Output the lines that follow exactly as they are.
◇ ◇ ◇ ◇ ◇
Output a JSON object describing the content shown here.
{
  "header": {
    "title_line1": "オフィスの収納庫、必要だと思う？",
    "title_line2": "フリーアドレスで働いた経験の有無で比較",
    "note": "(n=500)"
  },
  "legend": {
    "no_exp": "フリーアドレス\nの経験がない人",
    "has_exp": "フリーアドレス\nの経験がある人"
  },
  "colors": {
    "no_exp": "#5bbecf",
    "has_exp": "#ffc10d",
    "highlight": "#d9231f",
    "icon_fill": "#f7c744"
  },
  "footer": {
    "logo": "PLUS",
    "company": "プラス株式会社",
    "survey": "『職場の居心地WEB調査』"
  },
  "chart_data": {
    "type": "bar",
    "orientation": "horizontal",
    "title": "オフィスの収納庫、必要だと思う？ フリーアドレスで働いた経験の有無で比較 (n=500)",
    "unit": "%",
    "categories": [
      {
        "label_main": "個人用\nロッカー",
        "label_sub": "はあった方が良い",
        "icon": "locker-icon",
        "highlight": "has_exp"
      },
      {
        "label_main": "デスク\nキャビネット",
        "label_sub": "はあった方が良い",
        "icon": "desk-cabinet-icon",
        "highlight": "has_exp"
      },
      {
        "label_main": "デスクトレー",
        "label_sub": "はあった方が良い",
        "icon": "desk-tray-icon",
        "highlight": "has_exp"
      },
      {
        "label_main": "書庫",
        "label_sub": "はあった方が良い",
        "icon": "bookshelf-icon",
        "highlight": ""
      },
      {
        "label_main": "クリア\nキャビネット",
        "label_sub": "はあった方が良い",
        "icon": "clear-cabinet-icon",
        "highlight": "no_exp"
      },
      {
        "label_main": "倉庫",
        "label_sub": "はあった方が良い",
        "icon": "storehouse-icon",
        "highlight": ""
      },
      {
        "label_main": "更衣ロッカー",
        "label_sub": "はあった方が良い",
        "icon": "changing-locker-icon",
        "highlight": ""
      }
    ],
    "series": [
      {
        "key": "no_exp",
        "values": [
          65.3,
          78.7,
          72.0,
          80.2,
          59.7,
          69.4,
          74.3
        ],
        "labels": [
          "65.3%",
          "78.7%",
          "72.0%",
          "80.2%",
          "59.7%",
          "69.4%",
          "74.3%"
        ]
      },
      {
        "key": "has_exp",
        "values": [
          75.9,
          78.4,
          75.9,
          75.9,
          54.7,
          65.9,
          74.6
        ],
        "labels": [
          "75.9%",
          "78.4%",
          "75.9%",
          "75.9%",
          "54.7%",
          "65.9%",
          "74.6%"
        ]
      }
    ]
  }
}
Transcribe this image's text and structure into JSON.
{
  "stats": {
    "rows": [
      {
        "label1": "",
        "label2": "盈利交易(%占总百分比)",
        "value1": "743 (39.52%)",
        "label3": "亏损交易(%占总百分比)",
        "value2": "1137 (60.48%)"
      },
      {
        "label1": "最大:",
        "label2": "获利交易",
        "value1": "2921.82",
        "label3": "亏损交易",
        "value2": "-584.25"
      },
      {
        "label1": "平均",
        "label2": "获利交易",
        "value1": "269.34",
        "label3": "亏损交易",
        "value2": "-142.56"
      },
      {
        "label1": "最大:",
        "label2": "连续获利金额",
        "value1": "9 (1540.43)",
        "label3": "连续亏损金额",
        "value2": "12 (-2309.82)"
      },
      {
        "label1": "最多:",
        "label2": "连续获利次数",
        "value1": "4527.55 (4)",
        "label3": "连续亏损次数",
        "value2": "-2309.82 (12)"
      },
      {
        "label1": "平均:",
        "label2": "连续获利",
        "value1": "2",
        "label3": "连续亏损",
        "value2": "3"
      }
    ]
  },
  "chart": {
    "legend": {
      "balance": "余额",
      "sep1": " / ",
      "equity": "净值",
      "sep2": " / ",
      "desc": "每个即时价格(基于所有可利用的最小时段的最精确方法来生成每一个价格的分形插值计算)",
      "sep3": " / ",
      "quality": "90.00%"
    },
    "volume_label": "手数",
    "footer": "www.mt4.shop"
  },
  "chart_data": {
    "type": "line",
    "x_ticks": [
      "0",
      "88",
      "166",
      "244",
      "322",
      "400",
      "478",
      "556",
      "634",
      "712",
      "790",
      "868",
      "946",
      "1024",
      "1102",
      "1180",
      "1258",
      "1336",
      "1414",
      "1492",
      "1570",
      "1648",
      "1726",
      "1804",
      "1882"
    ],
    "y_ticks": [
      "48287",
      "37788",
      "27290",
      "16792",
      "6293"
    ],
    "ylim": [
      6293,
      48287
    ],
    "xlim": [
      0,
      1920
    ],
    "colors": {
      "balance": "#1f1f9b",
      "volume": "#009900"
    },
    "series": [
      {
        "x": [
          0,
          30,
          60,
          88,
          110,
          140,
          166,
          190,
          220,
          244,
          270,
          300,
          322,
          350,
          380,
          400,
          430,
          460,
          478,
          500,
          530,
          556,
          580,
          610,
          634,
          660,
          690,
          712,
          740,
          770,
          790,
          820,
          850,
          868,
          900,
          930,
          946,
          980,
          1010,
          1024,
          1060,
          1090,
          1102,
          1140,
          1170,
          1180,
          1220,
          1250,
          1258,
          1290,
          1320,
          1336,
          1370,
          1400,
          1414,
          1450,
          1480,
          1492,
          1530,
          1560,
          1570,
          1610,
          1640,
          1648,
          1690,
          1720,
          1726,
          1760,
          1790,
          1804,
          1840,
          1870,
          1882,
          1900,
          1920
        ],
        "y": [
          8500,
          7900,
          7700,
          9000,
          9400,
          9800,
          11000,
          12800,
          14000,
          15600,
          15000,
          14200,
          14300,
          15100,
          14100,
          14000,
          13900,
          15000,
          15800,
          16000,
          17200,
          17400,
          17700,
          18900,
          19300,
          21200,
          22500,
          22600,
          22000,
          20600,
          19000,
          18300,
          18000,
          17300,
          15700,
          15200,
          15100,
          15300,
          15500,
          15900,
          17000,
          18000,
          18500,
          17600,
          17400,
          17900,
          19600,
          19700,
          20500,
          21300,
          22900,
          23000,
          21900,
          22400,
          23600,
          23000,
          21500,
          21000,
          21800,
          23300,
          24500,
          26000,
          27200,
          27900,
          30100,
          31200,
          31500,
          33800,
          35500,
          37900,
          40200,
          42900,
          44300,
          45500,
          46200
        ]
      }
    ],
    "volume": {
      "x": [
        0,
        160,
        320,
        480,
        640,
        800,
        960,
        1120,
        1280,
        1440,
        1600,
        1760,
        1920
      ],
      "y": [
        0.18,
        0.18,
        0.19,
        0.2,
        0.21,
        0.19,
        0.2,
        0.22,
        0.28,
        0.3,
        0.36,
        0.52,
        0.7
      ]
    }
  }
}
◇ ◇ ◇ ◇ ◇
## Result for this task:
Output a JSON object describing the content shown here.
{
  "header": {
    "title_line1": "オフィスの収納庫、必要だと思う？",
    "title_line2": "フリーアドレスで働いた経験の有無で比較",
    "note": "(n=500)"
  },
  "legend": {
    "no_exp": "フリーアドレス\nの経験がない人",
    "has_exp": "フリーアドレス\nの経験がある人"
  },
  "colors": {
    "no_exp": "#5bbecf",
    "has_exp": "#ffc10d",
    "highlight": "#d9231f",
    "icon_fill": "#f7c744"
  },
  "footer": {
    "logo": "PLUS",
    "company": "プラス株式会社",
    "survey": "『職場の居心地WEB調査』"
  },
  "chart_data": {
    "type": "bar",
    "orientation": "horizontal",
    "title": "オフィスの収納庫、必要だと思う？ フリーアドレスで働いた経験の有無で比較 (n=500)",
    "unit": "%",
    "categories": [
      {
        "label_main": "個人用\nロッカー",
        "label_sub": "はあった方が良い",
        "icon": "locker-icon",
        "highlight": "has_exp"
      },
      {
        "label_main": "デスク\nキャビネット",
        "label_sub": "はあった方が良い",
        "icon": "desk-cabinet-icon",
        "highlight": "has_exp"
      },
      {
        "label_main": "デスクトレー",
        "label_sub": "はあった方が良い",
        "icon": "desk-tray-icon",
        "highlight": "has_exp"
      },
      {
        "label_main": "書庫",
        "label_sub": "はあった方が良い",
        "icon": "bookshelf-icon",
        "highlight": ""
      },
      {
        "label_main": "クリア\nキャビネット",
        "label_sub": "はあった方が良い",
        "icon": "clear-cabinet-icon",
        "highlight": "no_exp"
      },
      {
        "label_main": "倉庫",
        "label_sub": "はあった方が良い",
        "icon": "storehouse-icon",
        "highlight": ""
      },
      {
        "label_main": "更衣ロッカー",
        "label_sub": "はあった方が良い",
        "icon": "changing-locker-icon",
        "highlight": ""
      }
    ],
    "series": [
      {
        "key": "no_exp",
        "values": [
          65.3,
          78.7,
          72.0,
          80.2,
          59.7,
          69.4,
          74.3
        ],
        "labels": [
          "65.3%",
          "78.7%",
          "72.0%",
          "80.2%",
          "59.7%",
          "69.4%",
          "74.3%"
        ]
      },
      {
        "key": "has_exp",
        "values": [
          75.9,
          78.4,
          75.9,
          75.9,
          54.7,
          65.9,
          74.6
        ],
        "labels": [
          "75.9%",
          "78.4%",
          "75.9%",
          "75.9%",
          "54.7%",
          "65.9%",
          "74.6%"
        ]
      }
    ]
  }
}
Transcribe this image's text and structure into JSON.
{
  "stats": {
    "rows": [
      {
        "label1": "",
        "label2": "盈利交易(%占总百分比)",
        "value1": "743 (39.52%)",
        "label3": "亏损交易(%占总百分比)",
        "value2": "1137 (60.48%)"
      },
      {
        "label1": "最大:",
        "label2": "获利交易",
        "value1": "2921.82",
        "label3": "亏损交易",
        "value2": "-584.25"
      },
      {
        "label1": "平均",
        "label2": "获利交易",
        "value1": "269.34",
        "label3": "亏损交易",
        "value2": "-142.56"
      },
      {
        "label1": "最大:",
        "label2": "连续获利金额",
        "value1": "9 (1540.43)",
        "label3": "连续亏损金额",
        "value2": "12 (-2309.82)"
      },
      {
        "label1": "最多:",
        "label2": "连续获利次数",
        "value1": "4527.55 (4)",
        "label3": "连续亏损次数",
        "value2": "-2309.82 (12)"
      },
      {
        "label1": "平均:",
        "label2": "连续获利",
        "value1": "2",
        "label3": "连续亏损",
        "value2": "3"
      }
    ]
  },
  "chart": {
    "legend": {
      "balance": "余额",
      "sep1": " / ",
      "equity": "净值",
      "sep2": " / ",
      "desc": "每个即时价格(基于所有可利用的最小时段的最精确方法来生成每一个价格的分形插值计算)",
      "sep3": " / ",
      "quality": "90.00%"
    },
    "volume_label": "手数",
    "footer": "www.mt4.shop"
  },
  "chart_data": {
    "type": "line",
    "x_ticks": [
      "0",
      "88",
      "166",
      "244",
      "322",
      "400",
      "478",
      "556",
      "634",
      "712",
      "790",
      "868",
      "946",
      "1024",
      "1102",
      "1180",
      "1258",
      "1336",
      "1414",
      "1492",
      "1570",
      "1648",
      "1726",
      "1804",
      "1882"
    ],
    "y_ticks": [
      "48287",
      "37788",
      "27290",
      "16792",
      "6293"
    ],
    "ylim": [
      6293,
      48287
    ],
    "xlim": [
      0,
      1920
    ],
    "colors": {
      "balance": "#1f1f9b",
      "volume": "#009900"
    },
    "series": [
      {
        "x": [
          0,
          30,
          60,
          88,
          110,
          140,
          166,
          190,
          220,
          244,
          270,
          300,
          322,
          350,
          380,
          400,
          430,
          460,
          478,
          500,
          530,
          556,
          580,
          610,
          634,
          660,
          690,
          712,
          740,
          770,
          790,
          820,
          850,
          868,
          900,
          930,
          946,
          980,
          1010,
          1024,
          1060,
          1090,
          1102,
          1140,
          1170,
          1180,
          1220,
          1250,
          1258,
          1290,
          1320,
          1336,
          1370,
          1400,
          1414,
          1450,
          1480,
          1492,
          1530,
          1560,
          1570,
          1610,
          1640,
          1648,
          1690,
          1720,
          1726,
          1760,
          1790,
          1804,
          1840,
          1870,
          1882,
          1900,
          1920
        ],
        "y": [
          8500,
          7900,
          7700,
          9000,
          9400,
          9800,
          11000,
          12800,
          14000,
          15600,
          15000,
          14200,
          14300,
          15100,
          14100,
          14000,
          13900,
          15000,
          15800,
          16000,
          17200,
          17400,
          17700,
          18900,
          19300,
          21200,
          22500,
          22600,
          22000,
          20600,
          19000,
          18300,
          18000,
          17300,
          15700,
          15200,
          15100,
          15300,
          15500,
          15900,
          17000,
          18000,
          18500,
          17600,
          17400,
          17900,
          19600,
          19700,
          20500,
          21300,
          22900,
          23000,
          21900,
          22400,
          23600,
          23000,
          21500,
          21000,
          21800,
          23300,
          24500,
          26000,
          27200,
          27900,
          30100,
          31200,
          31500,
          33800,
          35500,
          37900,
          40200,
          42900,
          44300,
          45500,
          46200
        ]
      }
    ],
    "volume": {
      "x": [
        0,
        160,
        320,
        480,
        640,
        800,
        960,
        1120,
        1280,
        1440,
        1600,
        1760,
        1920
      ],
      "y": [
        0.18,
        0.18,
        0.19,
        0.2,
        0.21,
        0.19,
        0.2,
        0.22,
        0.28,
        0.3,
        0.36,
        0.52,
        0.7
      ]
    }
  }
}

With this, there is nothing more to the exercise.